(Data entries for graphics)

= = = = =

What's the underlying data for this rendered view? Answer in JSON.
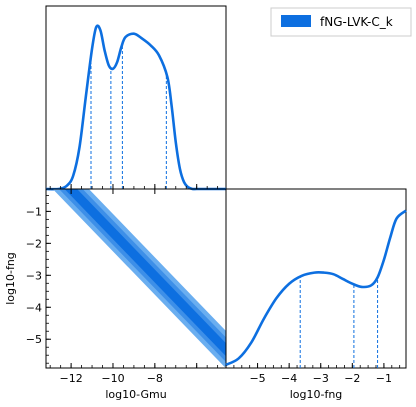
{
  "figure": {
    "legend_label": "fNG-LVK-C_k",
    "accent": "#0d6fe0",
    "accent_light": "#6aaef0",
    "accent_mid": "#3d8fe8"
  },
  "chart_data": [
    {
      "type": "line",
      "panel": "top-left",
      "description_of_axes": "1D marginal of log10-Gmu",
      "xlim": [
        -13.2,
        -4.6
      ],
      "x": [
        -13.2,
        -12.6,
        -12.2,
        -11.9,
        -11.6,
        -11.3,
        -11.0,
        -10.8,
        -10.6,
        -10.4,
        -10.2,
        -10.0,
        -9.8,
        -9.6,
        -9.4,
        -9.0,
        -8.6,
        -8.2,
        -7.8,
        -7.4,
        -7.2,
        -7.0,
        -6.8,
        -6.6,
        -6.4,
        -6.2,
        -6.0,
        -5.6,
        -5.2,
        -4.6
      ],
      "y": [
        0.0,
        0.0,
        0.02,
        0.08,
        0.25,
        0.55,
        0.84,
        0.97,
        0.95,
        0.83,
        0.74,
        0.72,
        0.76,
        0.85,
        0.91,
        0.93,
        0.9,
        0.86,
        0.8,
        0.67,
        0.5,
        0.28,
        0.12,
        0.04,
        0.01,
        0.0,
        0.0,
        0.0,
        0.0,
        0.0
      ],
      "dashed_x": [
        -11.05,
        -10.1,
        -9.55,
        -7.45
      ],
      "series": [
        {
          "name": "fNG-LVK-C_k"
        }
      ],
      "legend": "top-right"
    },
    {
      "type": "contour",
      "panel": "bottom-left",
      "xlabel": "log10-Gmu",
      "ylabel": "log10-fng",
      "xlim": [
        -13.2,
        -4.6
      ],
      "ylim": [
        -5.9,
        -0.3
      ],
      "x_ticks": [
        -12,
        -10,
        -8
      ],
      "y_ticks": [
        -1,
        -2,
        -3,
        -4,
        -5
      ],
      "ridge": [
        [
          -11.9,
          -0.3
        ],
        [
          -4.6,
          -5.4
        ]
      ],
      "levels": [
        "68%",
        "95%"
      ]
    },
    {
      "type": "line",
      "panel": "bottom-right",
      "description_of_axes": "1D marginal of log10-fng",
      "xlabel": "log10-fng",
      "xlim": [
        -6.0,
        -0.3
      ],
      "x_ticks": [
        -5,
        -4,
        -3,
        -2,
        -1
      ],
      "x": [
        -6.0,
        -5.6,
        -5.2,
        -4.8,
        -4.4,
        -4.0,
        -3.6,
        -3.2,
        -2.9,
        -2.6,
        -2.3,
        -2.0,
        -1.7,
        -1.4,
        -1.2,
        -1.0,
        -0.8,
        -0.6,
        -0.3
      ],
      "y": [
        0.02,
        0.06,
        0.16,
        0.31,
        0.44,
        0.53,
        0.58,
        0.6,
        0.6,
        0.59,
        0.56,
        0.53,
        0.51,
        0.52,
        0.57,
        0.68,
        0.82,
        0.94,
        0.99
      ],
      "dashed_x": [
        -3.65,
        -1.95,
        -1.2
      ]
    }
  ]
}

= = = = =

Search the entries for the string "bottom" and collect each line that has it.

      "panel": "bottom-left",
      "panel": "bottom-right",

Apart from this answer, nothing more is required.